Retype all of the listing exactly, passing over any picture you find.

____________________

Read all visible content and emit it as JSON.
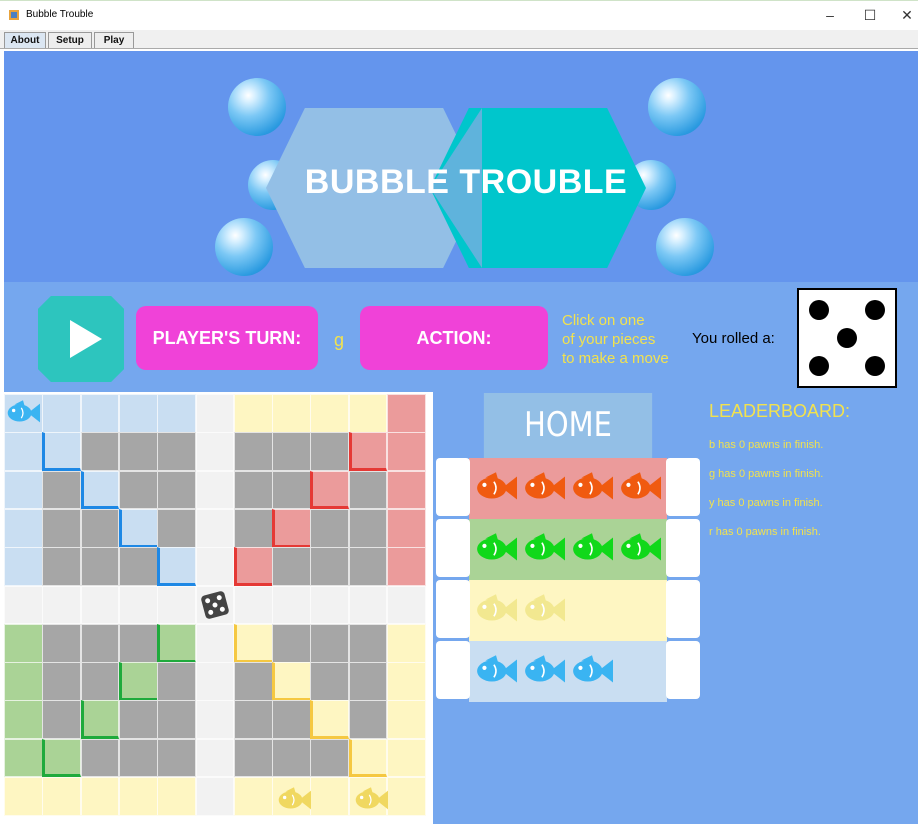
{
  "window": {
    "title": "Bubble Trouble",
    "controls": {
      "minimize": "–",
      "maximize": "☐",
      "close": "✕"
    }
  },
  "tabs": [
    {
      "label": "About",
      "active": true
    },
    {
      "label": "Setup",
      "active": false
    },
    {
      "label": "Play",
      "active": false
    }
  ],
  "banner": {
    "title": "BUBBLE TROUBLE"
  },
  "controls": {
    "turn_label": "PLAYER'S TURN:",
    "turn_value": "g",
    "action_label": "ACTION:",
    "hint_lines": [
      "Click on one",
      "of your pieces",
      "to make a move"
    ],
    "rolled_label": "You rolled a:",
    "die_value": 5
  },
  "home": {
    "title": "HOME",
    "rows": [
      {
        "color": "red",
        "fish_count": 4,
        "bg": "#eb9b9b",
        "fish_color": "#f05a10"
      },
      {
        "color": "green",
        "fish_count": 4,
        "bg": "#aad396",
        "fish_color": "#11d81a"
      },
      {
        "color": "yellow",
        "fish_count": 2,
        "bg": "#fef6c2",
        "fish_color": "#f2e890"
      },
      {
        "color": "blue",
        "fish_count": 3,
        "bg": "#c9def2",
        "fish_color": "#3ab4f2"
      }
    ]
  },
  "leaderboard": {
    "title": "LEADERBOARD:",
    "entries": [
      "b has 0 pawns in finish.",
      "g has 0 pawns in finish.",
      "y has 0 pawns in finish.",
      "r has 0 pawns in finish."
    ]
  },
  "colors": {
    "banner": "#6495ed",
    "panel": "#75a7ee",
    "accent_pink": "#f042d8",
    "accent_yellow": "#f2e24e",
    "teal": "#2dc5be"
  }
}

____________________

▶ [RESPONSE]:
Read all visible content and emit it as JSON.
{
  "window": {
    "title": "Bubble Trouble",
    "controls": {
      "minimize": "–",
      "maximize": "☐",
      "close": "✕"
    }
  },
  "tabs": [
    {
      "label": "About",
      "active": true
    },
    {
      "label": "Setup",
      "active": false
    },
    {
      "label": "Play",
      "active": false
    }
  ],
  "banner": {
    "title": "BUBBLE TROUBLE"
  },
  "controls": {
    "turn_label": "PLAYER'S TURN:",
    "turn_value": "g",
    "action_label": "ACTION:",
    "hint_lines": [
      "Click on one",
      "of your pieces",
      "to make a move"
    ],
    "rolled_label": "You rolled a:",
    "die_value": 5
  },
  "home": {
    "title": "HOME",
    "rows": [
      {
        "color": "red",
        "fish_count": 4,
        "bg": "#eb9b9b",
        "fish_color": "#f05a10"
      },
      {
        "color": "green",
        "fish_count": 4,
        "bg": "#aad396",
        "fish_color": "#11d81a"
      },
      {
        "color": "yellow",
        "fish_count": 2,
        "bg": "#fef6c2",
        "fish_color": "#f2e890"
      },
      {
        "color": "blue",
        "fish_count": 3,
        "bg": "#c9def2",
        "fish_color": "#3ab4f2"
      }
    ]
  },
  "leaderboard": {
    "title": "LEADERBOARD:",
    "entries": [
      "b has 0 pawns in finish.",
      "g has 0 pawns in finish.",
      "y has 0 pawns in finish.",
      "r has 0 pawns in finish."
    ]
  },
  "colors": {
    "banner": "#6495ed",
    "panel": "#75a7ee",
    "accent_pink": "#f042d8",
    "accent_yellow": "#f2e24e",
    "teal": "#2dc5be"
  }
}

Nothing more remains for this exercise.